* begin RECORDS FOR THIS TASK *

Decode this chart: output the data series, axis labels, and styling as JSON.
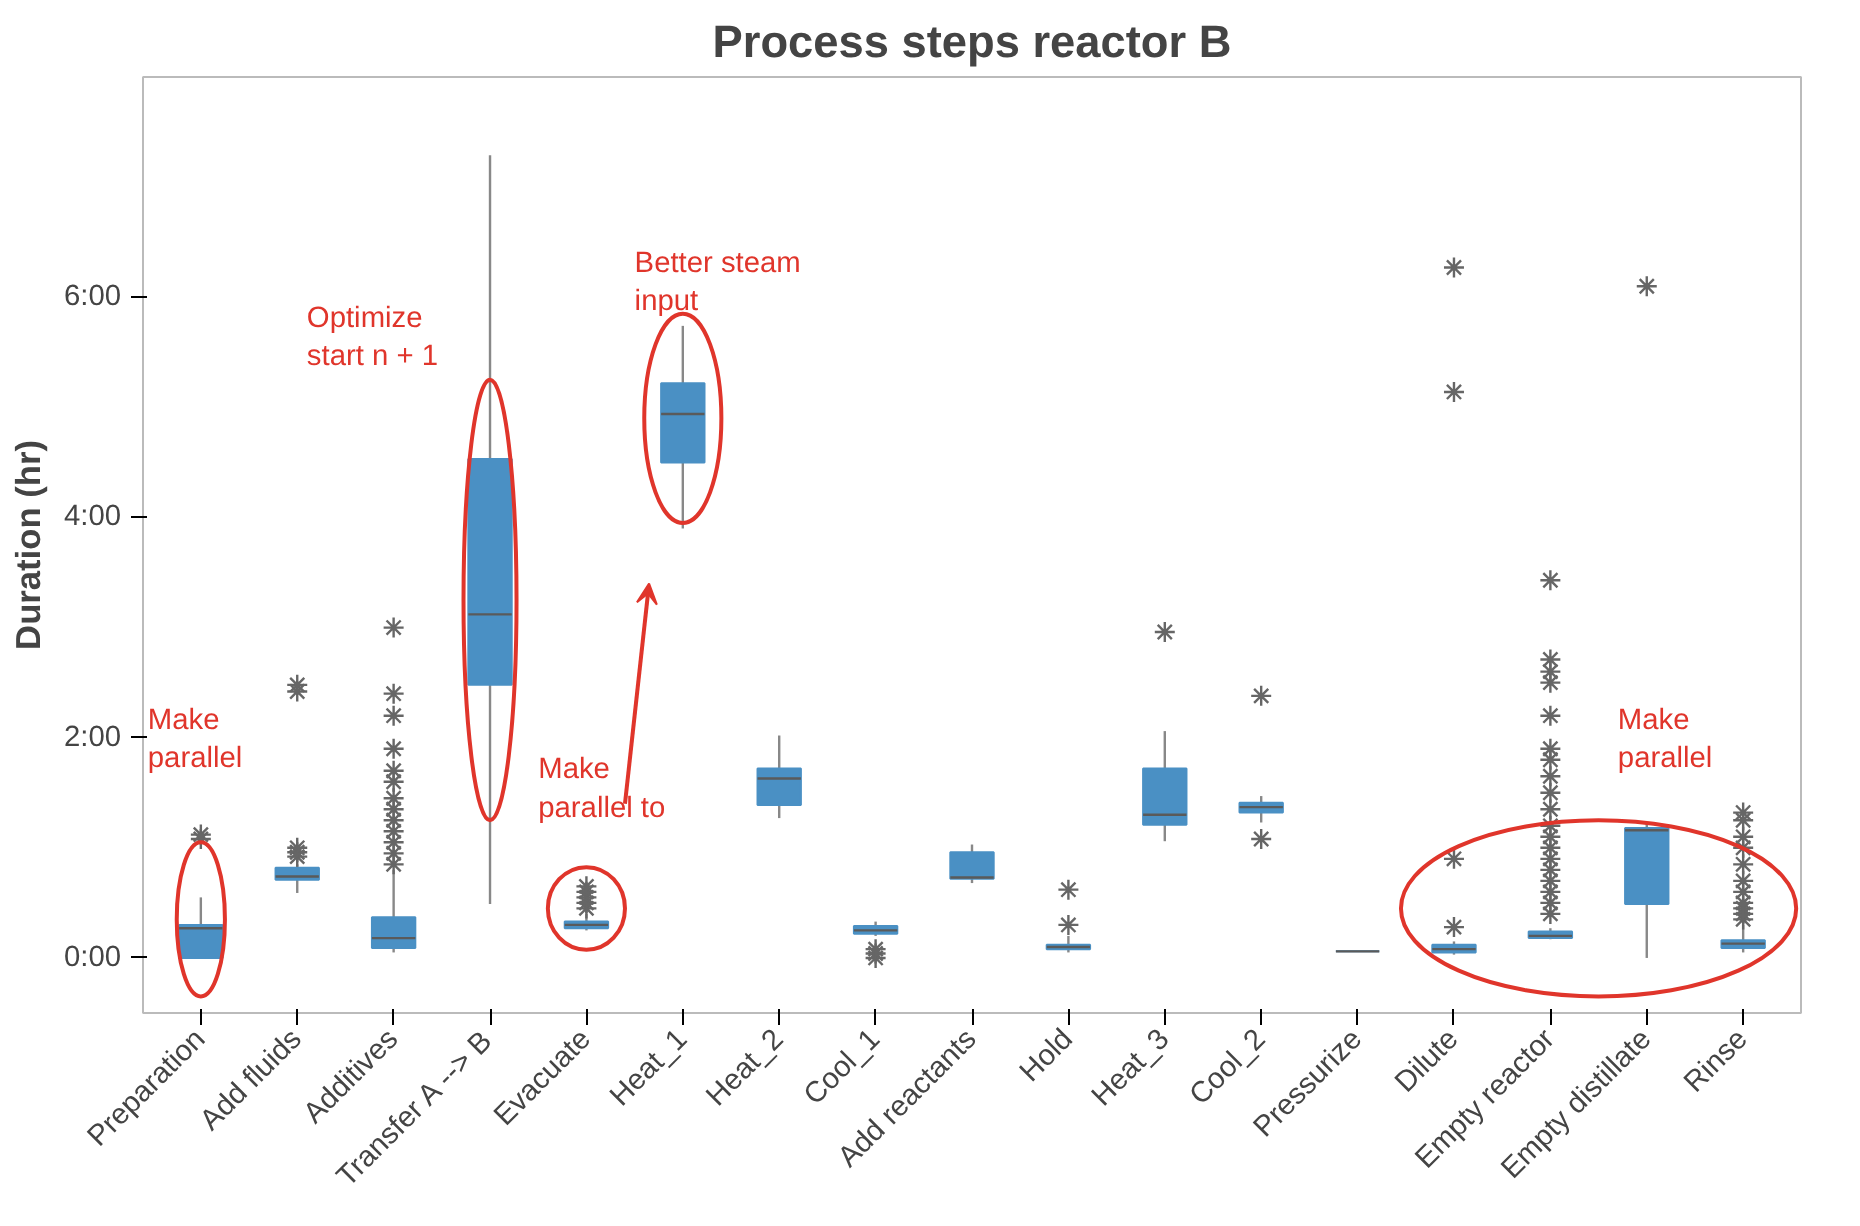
{
  "chart_data": {
    "type": "box",
    "title": "Process steps reactor B",
    "ylabel": "Duration (hr)",
    "categories": [
      "Preparation",
      "Add fluids",
      "Additives",
      "Transfer A --> B",
      "Evacuate",
      "Heat_1",
      "Heat_2",
      "Cool_1",
      "Add reactants",
      "Hold",
      "Heat_3",
      "Cool_2",
      "Pressurize",
      "Dilute",
      "Empty reactor",
      "Empty distillate",
      "Rinse"
    ],
    "color": "#4a90c4",
    "boxes": [
      {
        "low": 0,
        "q1": 0,
        "median": 0.27,
        "q3": 0.3,
        "high": 0.55,
        "outliers": [
          1.08,
          1.12
        ]
      },
      {
        "low": 0.59,
        "q1": 0.71,
        "median": 0.74,
        "q3": 0.82,
        "high": 0.85,
        "outliers": [
          0.92,
          0.96,
          1.0,
          2.42,
          2.48
        ]
      },
      {
        "low": 0.05,
        "q1": 0.09,
        "median": 0.18,
        "q3": 0.37,
        "high": 0.8,
        "outliers": [
          0.85,
          0.95,
          1.05,
          1.15,
          1.25,
          1.35,
          1.45,
          1.6,
          1.7,
          1.9,
          2.2,
          2.4,
          3.0
        ]
      },
      {
        "low": 0.49,
        "q1": 2.48,
        "median": 3.12,
        "q3": 4.53,
        "high": 7.29
      },
      {
        "low": 0.25,
        "q1": 0.27,
        "median": 0.3,
        "q3": 0.33,
        "high": 0.4,
        "outliers": [
          0.45,
          0.5,
          0.55,
          0.6,
          0.65
        ]
      },
      {
        "low": 3.9,
        "q1": 4.5,
        "median": 4.94,
        "q3": 5.22,
        "high": 5.74
      },
      {
        "low": 1.27,
        "q1": 1.39,
        "median": 1.63,
        "q3": 1.72,
        "high": 2.02
      },
      {
        "low": 0.2,
        "q1": 0.22,
        "median": 0.25,
        "q3": 0.29,
        "high": 0.33,
        "outliers": [
          0.0,
          0.04,
          0.08
        ]
      },
      {
        "low": 0.68,
        "q1": 0.72,
        "median": 0.73,
        "q3": 0.96,
        "high": 1.03
      },
      {
        "low": 0.05,
        "q1": 0.08,
        "median": 0.1,
        "q3": 0.12,
        "high": 0.2,
        "outliers": [
          0.3,
          0.62
        ]
      },
      {
        "low": 1.06,
        "q1": 1.21,
        "median": 1.3,
        "q3": 1.72,
        "high": 2.06,
        "outliers": [
          2.96
        ]
      },
      {
        "low": 1.23,
        "q1": 1.32,
        "median": 1.37,
        "q3": 1.41,
        "high": 1.47,
        "outliers": [
          1.08,
          2.38
        ]
      },
      {
        "low": 0.06,
        "q1": 0.06,
        "median": 0.06,
        "q3": 0.06,
        "high": 0.06
      },
      {
        "low": 0.03,
        "q1": 0.05,
        "median": 0.08,
        "q3": 0.12,
        "high": 0.15,
        "outliers": [
          0.28,
          0.9,
          5.14,
          6.27
        ]
      },
      {
        "low": 0.17,
        "q1": 0.18,
        "median": 0.2,
        "q3": 0.24,
        "high": 0.27,
        "outliers": [
          0.4,
          0.5,
          0.6,
          0.7,
          0.8,
          0.9,
          1.0,
          1.1,
          1.2,
          1.35,
          1.5,
          1.65,
          1.8,
          1.9,
          2.2,
          2.5,
          2.6,
          2.71,
          3.43
        ]
      },
      {
        "low": 0.0,
        "q1": 0.49,
        "median": 1.16,
        "q3": 1.18,
        "high": 1.22,
        "outliers": [
          6.1
        ]
      },
      {
        "low": 0.05,
        "q1": 0.09,
        "median": 0.13,
        "q3": 0.16,
        "high": 0.3,
        "outliers": [
          0.35,
          0.4,
          0.45,
          0.5,
          0.6,
          0.7,
          0.85,
          1.0,
          1.1,
          1.25,
          1.32
        ]
      }
    ],
    "ylim": [
      -0.5,
      8.0
    ],
    "yticks": [
      {
        "value": 0,
        "label": "0:00"
      },
      {
        "value": 2,
        "label": "2:00"
      },
      {
        "value": 4,
        "label": "4:00"
      },
      {
        "value": 6,
        "label": "6:00"
      }
    ],
    "grid": false,
    "marker": "star",
    "annotations": [
      "Make\nparallel",
      "Optimize\nstart n + 1",
      "Better steam\ninput",
      "Make\nparallel to",
      "Make\nparallel"
    ]
  }
}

* end RECORDS FOR THIS TASK *

INSTRUCTIONS FOR THE TASK — Copy every line that contains the string "nparallel".

ANSWER TO THIS EXERCISE —
      "Make\nparallel",
      "Make\nparallel to",
      "Make\nparallel"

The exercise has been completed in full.